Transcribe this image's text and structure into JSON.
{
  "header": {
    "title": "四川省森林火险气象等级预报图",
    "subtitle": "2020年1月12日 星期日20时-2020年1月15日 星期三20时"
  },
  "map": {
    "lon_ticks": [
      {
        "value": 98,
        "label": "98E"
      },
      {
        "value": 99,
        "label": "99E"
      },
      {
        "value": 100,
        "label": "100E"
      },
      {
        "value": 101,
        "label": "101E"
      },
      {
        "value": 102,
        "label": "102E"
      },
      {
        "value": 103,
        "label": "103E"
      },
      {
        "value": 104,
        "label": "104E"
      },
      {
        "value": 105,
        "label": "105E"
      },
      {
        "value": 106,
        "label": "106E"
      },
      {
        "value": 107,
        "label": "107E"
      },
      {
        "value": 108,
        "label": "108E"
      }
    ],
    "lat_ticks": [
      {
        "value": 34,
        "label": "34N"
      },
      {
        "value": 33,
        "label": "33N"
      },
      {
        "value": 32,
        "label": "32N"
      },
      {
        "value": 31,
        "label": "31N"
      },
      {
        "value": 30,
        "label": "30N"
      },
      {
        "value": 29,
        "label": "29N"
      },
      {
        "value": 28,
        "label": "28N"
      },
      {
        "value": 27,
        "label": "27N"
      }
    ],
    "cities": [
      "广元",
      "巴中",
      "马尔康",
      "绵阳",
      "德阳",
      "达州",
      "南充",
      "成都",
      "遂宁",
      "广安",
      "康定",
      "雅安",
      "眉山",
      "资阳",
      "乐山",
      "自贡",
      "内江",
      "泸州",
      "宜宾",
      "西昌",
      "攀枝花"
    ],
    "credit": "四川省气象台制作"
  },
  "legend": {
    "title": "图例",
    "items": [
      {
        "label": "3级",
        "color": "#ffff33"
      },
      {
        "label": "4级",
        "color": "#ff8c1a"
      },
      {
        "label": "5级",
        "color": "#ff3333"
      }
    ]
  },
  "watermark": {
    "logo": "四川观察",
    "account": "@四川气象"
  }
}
==
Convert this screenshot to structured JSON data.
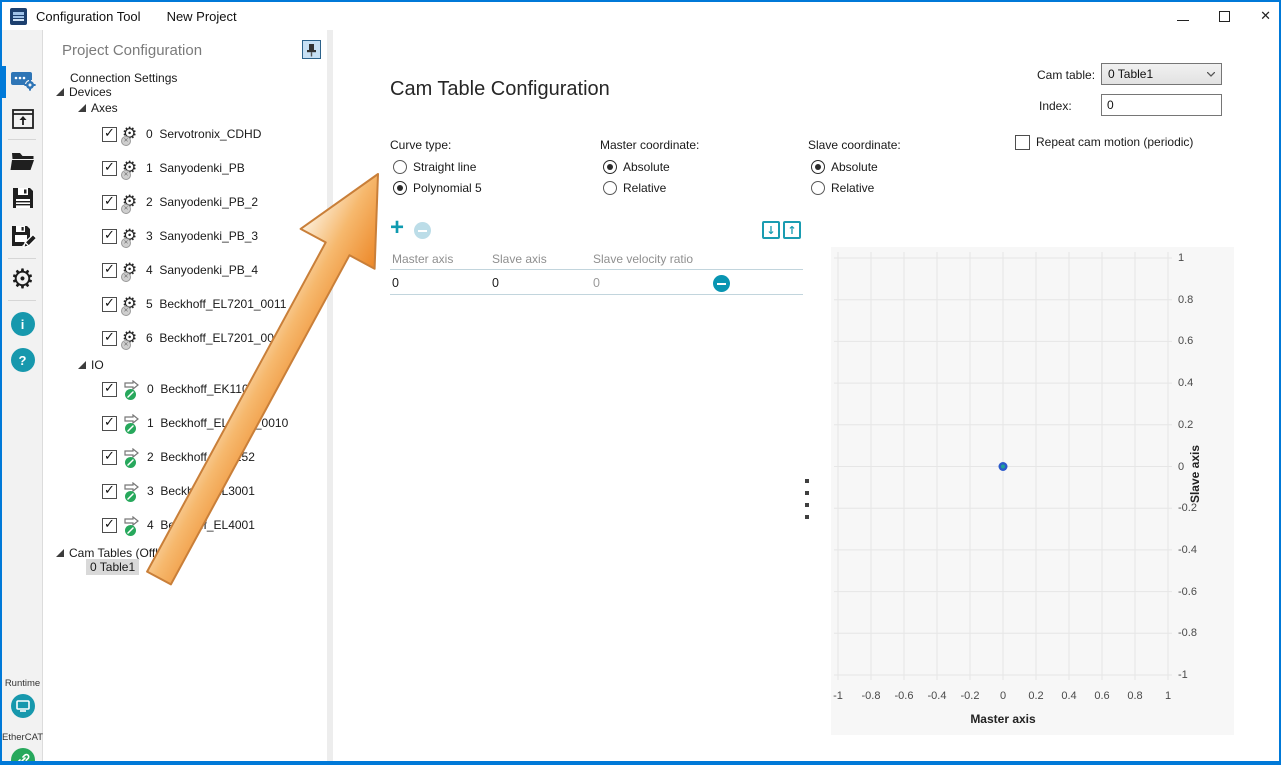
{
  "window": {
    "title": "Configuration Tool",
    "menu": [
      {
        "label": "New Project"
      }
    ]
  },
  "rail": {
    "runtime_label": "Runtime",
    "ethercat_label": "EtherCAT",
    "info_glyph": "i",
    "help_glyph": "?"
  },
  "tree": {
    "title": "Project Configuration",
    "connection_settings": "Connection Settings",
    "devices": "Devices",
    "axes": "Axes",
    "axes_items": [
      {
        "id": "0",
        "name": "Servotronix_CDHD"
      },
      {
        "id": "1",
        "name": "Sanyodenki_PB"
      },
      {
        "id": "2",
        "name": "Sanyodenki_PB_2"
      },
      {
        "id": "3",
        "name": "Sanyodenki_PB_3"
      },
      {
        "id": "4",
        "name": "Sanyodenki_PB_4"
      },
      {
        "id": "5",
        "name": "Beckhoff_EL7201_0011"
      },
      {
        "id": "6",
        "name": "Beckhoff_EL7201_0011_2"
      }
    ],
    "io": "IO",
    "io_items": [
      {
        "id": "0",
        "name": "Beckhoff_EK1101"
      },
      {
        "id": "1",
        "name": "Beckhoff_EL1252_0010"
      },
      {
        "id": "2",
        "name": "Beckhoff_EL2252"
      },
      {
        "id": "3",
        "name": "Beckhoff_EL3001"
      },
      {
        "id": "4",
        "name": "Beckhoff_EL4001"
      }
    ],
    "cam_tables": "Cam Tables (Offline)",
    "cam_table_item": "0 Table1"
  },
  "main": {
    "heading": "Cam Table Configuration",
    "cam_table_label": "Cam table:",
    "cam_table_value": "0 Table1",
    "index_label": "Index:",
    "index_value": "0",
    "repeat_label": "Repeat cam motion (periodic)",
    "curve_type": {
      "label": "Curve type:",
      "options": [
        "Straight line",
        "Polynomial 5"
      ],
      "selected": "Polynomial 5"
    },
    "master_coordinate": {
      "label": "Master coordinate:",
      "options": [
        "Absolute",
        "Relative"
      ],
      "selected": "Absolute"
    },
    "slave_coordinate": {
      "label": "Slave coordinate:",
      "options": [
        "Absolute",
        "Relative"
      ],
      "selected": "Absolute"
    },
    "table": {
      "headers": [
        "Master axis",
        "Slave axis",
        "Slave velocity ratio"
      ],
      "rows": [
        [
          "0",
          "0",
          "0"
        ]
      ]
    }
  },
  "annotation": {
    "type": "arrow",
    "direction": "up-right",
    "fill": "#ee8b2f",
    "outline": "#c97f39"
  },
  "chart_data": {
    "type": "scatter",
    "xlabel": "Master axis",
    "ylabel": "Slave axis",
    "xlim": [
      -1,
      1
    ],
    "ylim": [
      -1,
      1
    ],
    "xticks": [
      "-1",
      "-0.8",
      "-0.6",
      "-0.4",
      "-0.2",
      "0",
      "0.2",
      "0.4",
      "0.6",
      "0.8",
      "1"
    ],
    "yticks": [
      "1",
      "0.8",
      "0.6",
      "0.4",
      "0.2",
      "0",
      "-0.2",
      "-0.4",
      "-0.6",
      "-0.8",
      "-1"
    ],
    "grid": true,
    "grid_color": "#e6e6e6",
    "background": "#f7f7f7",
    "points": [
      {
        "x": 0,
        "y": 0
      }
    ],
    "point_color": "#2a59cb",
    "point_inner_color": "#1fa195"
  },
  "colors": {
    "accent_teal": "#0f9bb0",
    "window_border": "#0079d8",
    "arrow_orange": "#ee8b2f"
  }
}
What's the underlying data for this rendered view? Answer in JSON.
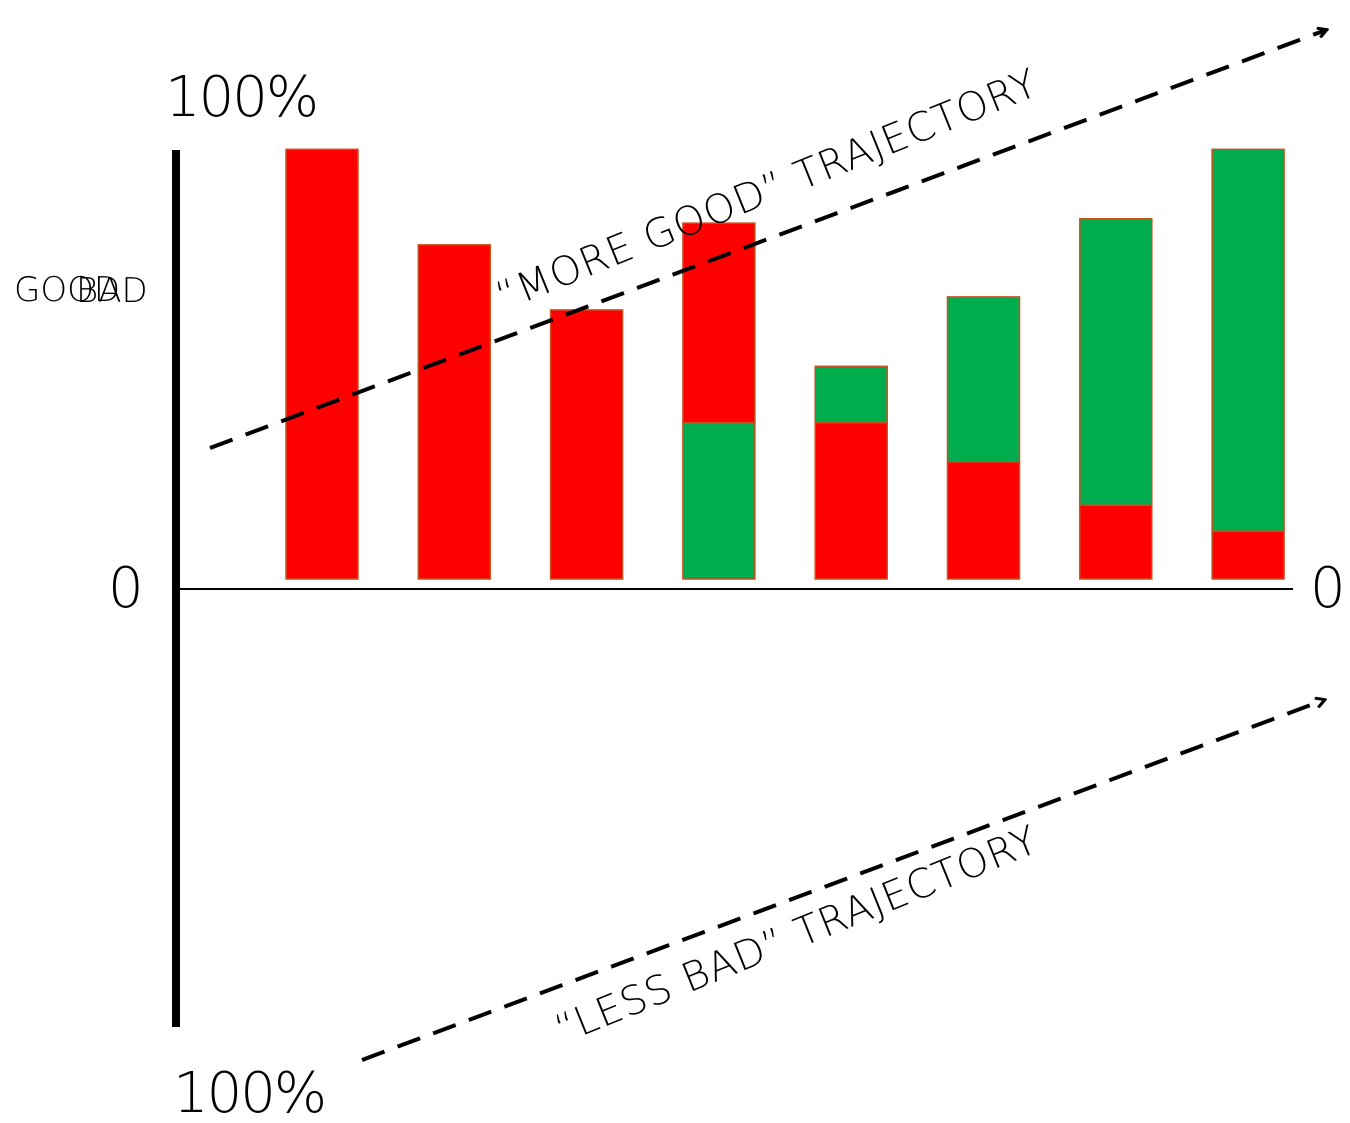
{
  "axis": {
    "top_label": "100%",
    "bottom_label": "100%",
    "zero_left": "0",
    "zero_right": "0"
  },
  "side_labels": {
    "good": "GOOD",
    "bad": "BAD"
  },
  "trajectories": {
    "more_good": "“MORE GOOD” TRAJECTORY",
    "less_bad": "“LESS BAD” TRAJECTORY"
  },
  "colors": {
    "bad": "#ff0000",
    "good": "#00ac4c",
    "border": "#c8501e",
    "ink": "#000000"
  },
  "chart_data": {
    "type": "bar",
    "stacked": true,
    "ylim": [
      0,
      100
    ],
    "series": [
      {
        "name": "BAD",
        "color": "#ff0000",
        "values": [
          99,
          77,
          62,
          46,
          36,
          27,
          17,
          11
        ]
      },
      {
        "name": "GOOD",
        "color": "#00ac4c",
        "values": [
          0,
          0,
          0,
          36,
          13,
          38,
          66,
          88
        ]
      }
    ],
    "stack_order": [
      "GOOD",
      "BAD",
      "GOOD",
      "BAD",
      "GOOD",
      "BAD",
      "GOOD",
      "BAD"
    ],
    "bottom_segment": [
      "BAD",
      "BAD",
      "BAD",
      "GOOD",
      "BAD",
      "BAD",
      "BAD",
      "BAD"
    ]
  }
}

Given task: Return all lines containing the word "this".

Exercise answer:
Transcribe this image's text and structure into JSON.
Convert this screenshot to structured JSON data.
What's the underlying data for this rendered view? Answer in JSON.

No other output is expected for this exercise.